▶ [Problem details]: Which lines hold the word "JSON"? Copy each of them from the material.

▶ [The records]:
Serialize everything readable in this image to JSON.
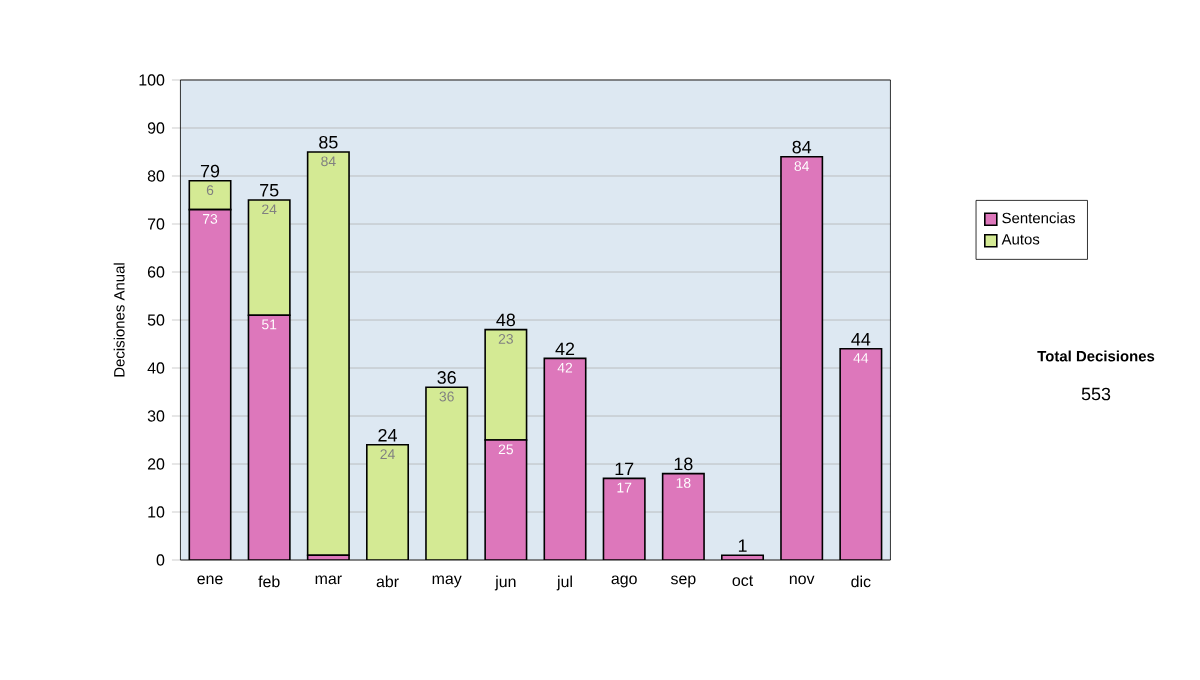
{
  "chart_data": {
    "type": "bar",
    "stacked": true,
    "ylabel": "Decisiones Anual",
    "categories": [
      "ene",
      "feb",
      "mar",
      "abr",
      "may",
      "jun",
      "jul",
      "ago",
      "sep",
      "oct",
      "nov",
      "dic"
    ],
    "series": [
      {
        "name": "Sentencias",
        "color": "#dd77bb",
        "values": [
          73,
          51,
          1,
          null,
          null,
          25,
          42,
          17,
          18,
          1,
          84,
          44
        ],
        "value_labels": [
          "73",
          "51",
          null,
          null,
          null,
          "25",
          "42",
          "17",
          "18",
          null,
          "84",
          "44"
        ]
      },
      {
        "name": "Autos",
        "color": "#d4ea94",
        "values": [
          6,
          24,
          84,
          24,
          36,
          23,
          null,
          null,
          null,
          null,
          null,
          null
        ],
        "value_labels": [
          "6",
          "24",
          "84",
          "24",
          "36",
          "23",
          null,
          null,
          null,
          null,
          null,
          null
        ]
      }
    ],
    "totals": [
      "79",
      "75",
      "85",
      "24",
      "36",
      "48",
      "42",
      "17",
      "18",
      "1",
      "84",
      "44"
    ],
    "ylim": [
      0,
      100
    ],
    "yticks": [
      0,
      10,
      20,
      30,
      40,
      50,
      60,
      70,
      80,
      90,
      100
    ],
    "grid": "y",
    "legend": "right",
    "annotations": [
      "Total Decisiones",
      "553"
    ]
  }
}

...

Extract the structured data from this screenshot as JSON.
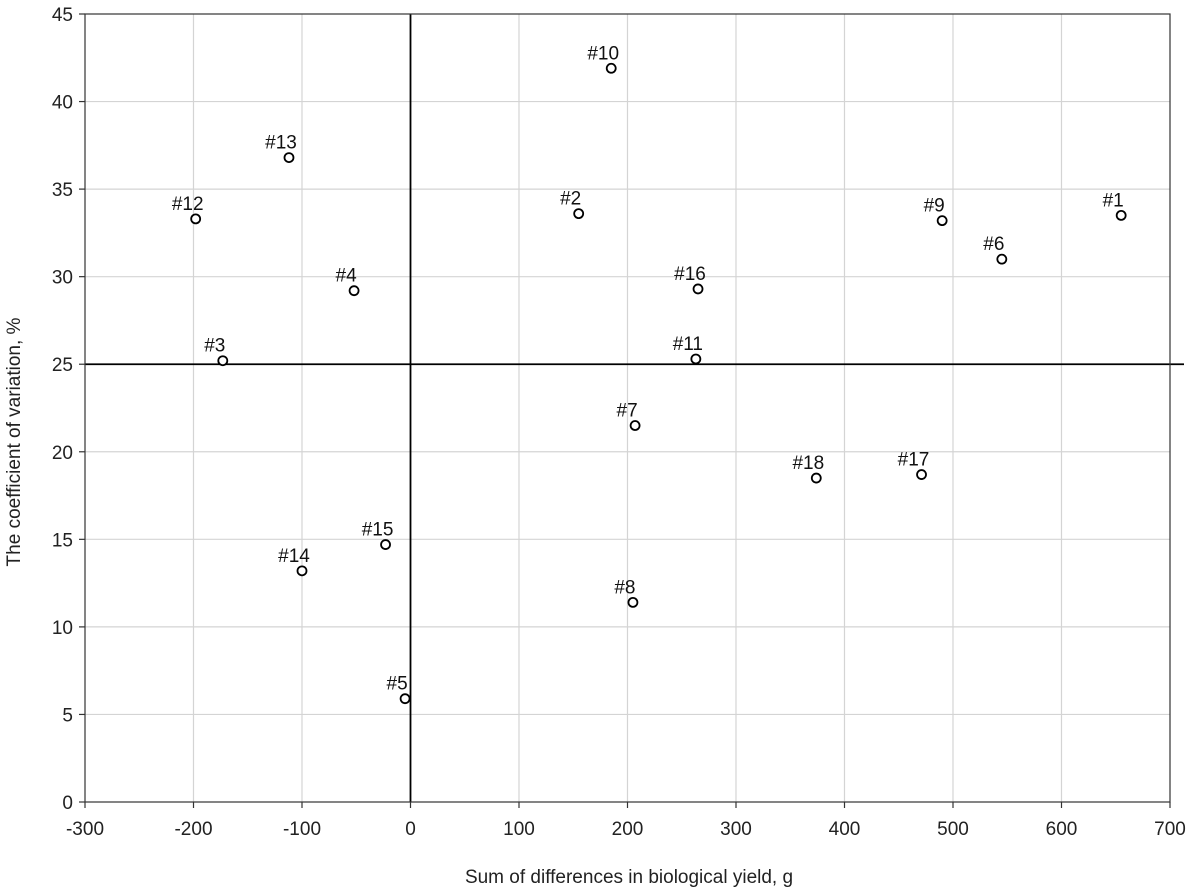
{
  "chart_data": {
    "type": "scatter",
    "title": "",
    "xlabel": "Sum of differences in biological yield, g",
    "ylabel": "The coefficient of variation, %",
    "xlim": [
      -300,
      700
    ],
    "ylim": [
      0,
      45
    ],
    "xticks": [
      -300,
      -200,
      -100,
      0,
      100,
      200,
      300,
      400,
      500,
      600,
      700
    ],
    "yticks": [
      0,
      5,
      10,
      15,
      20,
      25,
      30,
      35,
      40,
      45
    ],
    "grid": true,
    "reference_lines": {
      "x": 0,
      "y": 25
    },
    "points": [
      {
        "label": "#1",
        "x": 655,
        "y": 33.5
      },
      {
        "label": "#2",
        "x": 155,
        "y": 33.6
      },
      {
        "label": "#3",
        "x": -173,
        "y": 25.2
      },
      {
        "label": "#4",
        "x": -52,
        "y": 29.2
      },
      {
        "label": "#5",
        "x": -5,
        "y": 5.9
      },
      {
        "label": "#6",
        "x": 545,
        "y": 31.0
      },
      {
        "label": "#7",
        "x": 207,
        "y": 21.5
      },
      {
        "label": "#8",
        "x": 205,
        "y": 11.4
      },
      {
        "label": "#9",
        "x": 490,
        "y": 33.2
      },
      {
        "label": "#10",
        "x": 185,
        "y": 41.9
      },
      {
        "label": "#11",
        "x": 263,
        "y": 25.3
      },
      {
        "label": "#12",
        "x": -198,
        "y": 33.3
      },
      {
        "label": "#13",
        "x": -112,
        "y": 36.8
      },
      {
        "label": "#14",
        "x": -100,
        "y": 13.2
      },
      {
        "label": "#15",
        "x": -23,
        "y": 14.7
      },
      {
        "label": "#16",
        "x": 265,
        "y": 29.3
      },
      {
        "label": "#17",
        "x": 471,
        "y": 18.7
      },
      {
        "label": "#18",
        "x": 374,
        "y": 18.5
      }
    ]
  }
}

▶ [Result of the task]:
Serialize everything readable in this image to JSON.
Extract the structured data from this screenshot as JSON.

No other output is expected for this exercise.